> WHAT TO PRODUCE: Copy out the listing in full, exactly as written, but not its pictures.

--- BEGIN DATA ROWS ---

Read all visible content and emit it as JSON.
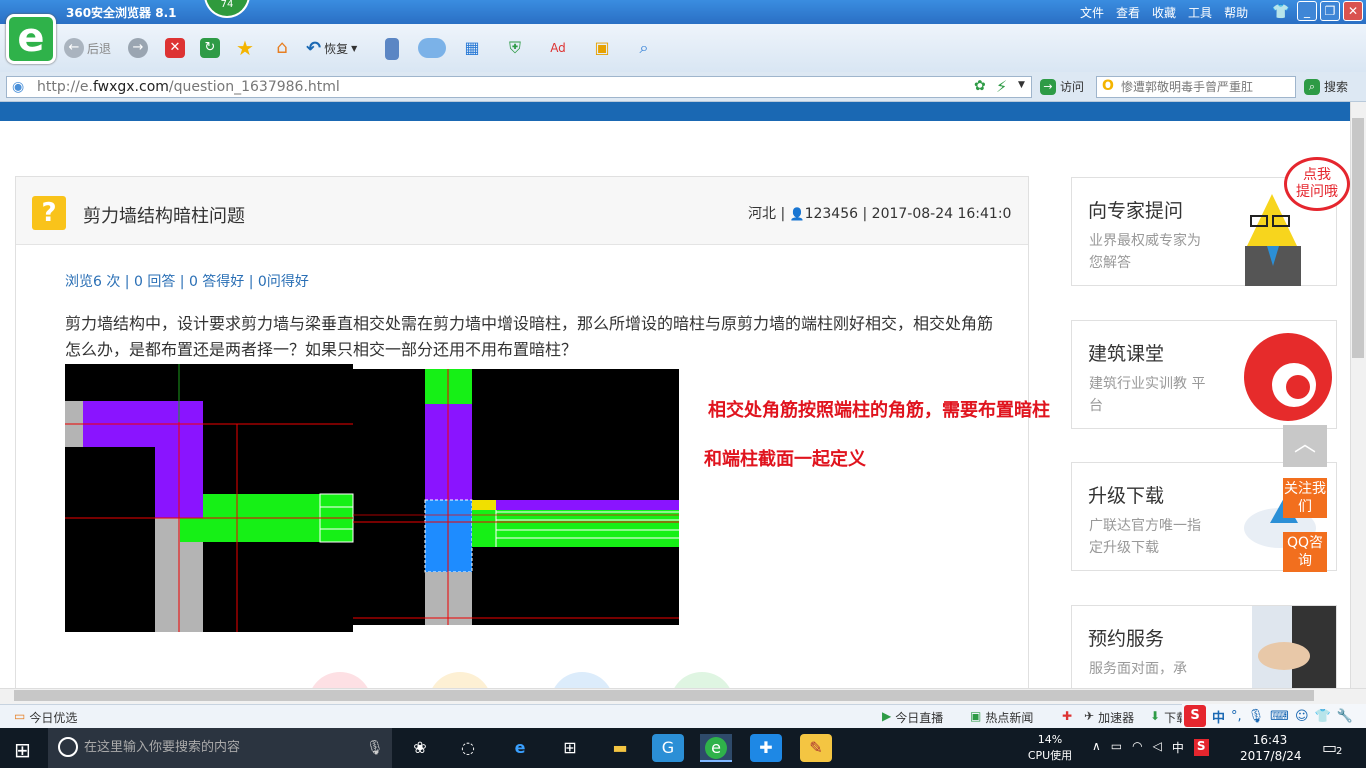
{
  "browser": {
    "app_title": "360安全浏览器 8.1",
    "badge_num": "74",
    "menus": [
      "文件",
      "查看",
      "收藏",
      "工具",
      "帮助"
    ],
    "back_label": "后退",
    "restore_label": "恢复",
    "url_prefix": "http://e.",
    "url_domain": "fwxgx.com",
    "url_path": "/question_1637986.html",
    "visit_label": "访问",
    "search_placeholder": "惨遭郭敬明毒手曾严重肛",
    "search_label": "搜索"
  },
  "question": {
    "title": "剪力墙结构暗柱问题",
    "region": "河北",
    "user": "123456",
    "datetime": "2017-08-24 16:41:0",
    "stats": "浏览6 次 | 0 回答 | 0 答得好 | 0问得好",
    "body": "剪力墙结构中，设计要求剪力墙与梁垂直相交处需在剪力墙中增设暗柱，那么所增设的暗柱与原剪力墙的端柱刚好相交，相交处角筋怎么办，是都布置还是两者择一？如果只相交一部分还用不用布置暗柱？",
    "note1": "相交处角筋按照端柱的角筋，需要布置暗柱",
    "note2": "和端柱截面一起定义"
  },
  "sidebar": {
    "ask_title": "向专家提问",
    "ask_sub": "业界最权威专家为您解答",
    "bubble": "点我\n提问哦",
    "class_title": "建筑课堂",
    "class_sub": "建筑行业实训教 平台",
    "download_title": "升级下载",
    "download_sub": "广联达官方唯一指定升级下载",
    "service_title": "预约服务",
    "service_sub": "服务面对面，承"
  },
  "float": {
    "follow": "关注我们",
    "qq": "QQ咨询"
  },
  "statusbar": {
    "today": "今日优选",
    "live": "今日直播",
    "news": "热点新闻",
    "accel": "加速器",
    "download": "下载",
    "ime": "中"
  },
  "taskbar": {
    "search_placeholder": "在这里输入你要搜索的内容",
    "cpu_pct": "14%",
    "cpu_label": "CPU使用",
    "lang": "中",
    "time": "16:43",
    "date": "2017/8/24",
    "notif": "2"
  },
  "colors": {
    "brand_blue": "#1a68b3",
    "accent_orange": "#f26f1e",
    "note_red": "#e0141e"
  }
}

--- END DATA ROWS ---

> RESULT:
Read all visible content and emit it as JSON.
{
  "browser": {
    "app_title": "360安全浏览器 8.1",
    "badge_num": "74",
    "menus": [
      "文件",
      "查看",
      "收藏",
      "工具",
      "帮助"
    ],
    "back_label": "后退",
    "restore_label": "恢复",
    "url_prefix": "http://e.",
    "url_domain": "fwxgx.com",
    "url_path": "/question_1637986.html",
    "visit_label": "访问",
    "search_placeholder": "惨遭郭敬明毒手曾严重肛",
    "search_label": "搜索"
  },
  "question": {
    "title": "剪力墙结构暗柱问题",
    "region": "河北",
    "user": "123456",
    "datetime": "2017-08-24 16:41:0",
    "stats": "浏览6 次 | 0 回答 | 0 答得好 | 0问得好",
    "body": "剪力墙结构中，设计要求剪力墙与梁垂直相交处需在剪力墙中增设暗柱，那么所增设的暗柱与原剪力墙的端柱刚好相交，相交处角筋怎么办，是都布置还是两者择一？如果只相交一部分还用不用布置暗柱？",
    "note1": "相交处角筋按照端柱的角筋，需要布置暗柱",
    "note2": "和端柱截面一起定义"
  },
  "sidebar": {
    "ask_title": "向专家提问",
    "ask_sub": "业界最权威专家为您解答",
    "bubble": "点我\n提问哦",
    "class_title": "建筑课堂",
    "class_sub": "建筑行业实训教 平台",
    "download_title": "升级下载",
    "download_sub": "广联达官方唯一指定升级下载",
    "service_title": "预约服务",
    "service_sub": "服务面对面，承"
  },
  "float": {
    "follow": "关注我们",
    "qq": "QQ咨询"
  },
  "statusbar": {
    "today": "今日优选",
    "live": "今日直播",
    "news": "热点新闻",
    "accel": "加速器",
    "download": "下载",
    "ime": "中"
  },
  "taskbar": {
    "search_placeholder": "在这里输入你要搜索的内容",
    "cpu_pct": "14%",
    "cpu_label": "CPU使用",
    "lang": "中",
    "time": "16:43",
    "date": "2017/8/24",
    "notif": "2"
  },
  "colors": {
    "brand_blue": "#1a68b3",
    "accent_orange": "#f26f1e",
    "note_red": "#e0141e"
  }
}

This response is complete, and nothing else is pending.